== WHAT THE EXERCISE ASKS ==
Each entry below is to be transcribed exactly.

** Start of RECORDS FOR THE EXERCISE **

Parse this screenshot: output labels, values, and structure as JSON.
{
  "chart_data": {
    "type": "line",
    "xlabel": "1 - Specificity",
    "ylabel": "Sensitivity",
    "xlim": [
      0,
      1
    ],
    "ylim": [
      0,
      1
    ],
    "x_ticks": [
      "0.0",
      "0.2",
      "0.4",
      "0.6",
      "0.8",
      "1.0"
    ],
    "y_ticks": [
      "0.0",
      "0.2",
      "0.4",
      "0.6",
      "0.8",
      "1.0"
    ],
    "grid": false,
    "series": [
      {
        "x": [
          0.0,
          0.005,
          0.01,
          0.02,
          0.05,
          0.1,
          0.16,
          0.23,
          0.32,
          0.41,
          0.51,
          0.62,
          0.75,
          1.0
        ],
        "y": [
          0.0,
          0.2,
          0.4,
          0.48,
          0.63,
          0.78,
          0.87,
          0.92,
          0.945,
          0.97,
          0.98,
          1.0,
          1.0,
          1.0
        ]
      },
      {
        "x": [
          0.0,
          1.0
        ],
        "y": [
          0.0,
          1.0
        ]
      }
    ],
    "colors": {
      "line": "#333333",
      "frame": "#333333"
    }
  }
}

** End of RECORDS FOR THE EXERCISE **

== THE OUTPUT ==
Parse this screenshot: output labels, values, and structure as JSON.
{
  "chart_data": {
    "type": "line",
    "xlabel": "1 - Specificity",
    "ylabel": "Sensitivity",
    "xlim": [
      0,
      1
    ],
    "ylim": [
      0,
      1
    ],
    "x_ticks": [
      "0.0",
      "0.2",
      "0.4",
      "0.6",
      "0.8",
      "1.0"
    ],
    "y_ticks": [
      "0.0",
      "0.2",
      "0.4",
      "0.6",
      "0.8",
      "1.0"
    ],
    "grid": false,
    "series": [
      {
        "x": [
          0.0,
          0.005,
          0.01,
          0.02,
          0.05,
          0.1,
          0.16,
          0.23,
          0.32,
          0.41,
          0.51,
          0.62,
          0.75,
          1.0
        ],
        "y": [
          0.0,
          0.2,
          0.4,
          0.48,
          0.63,
          0.78,
          0.87,
          0.92,
          0.945,
          0.97,
          0.98,
          1.0,
          1.0,
          1.0
        ]
      },
      {
        "x": [
          0.0,
          1.0
        ],
        "y": [
          0.0,
          1.0
        ]
      }
    ],
    "colors": {
      "line": "#333333",
      "frame": "#333333"
    }
  }
}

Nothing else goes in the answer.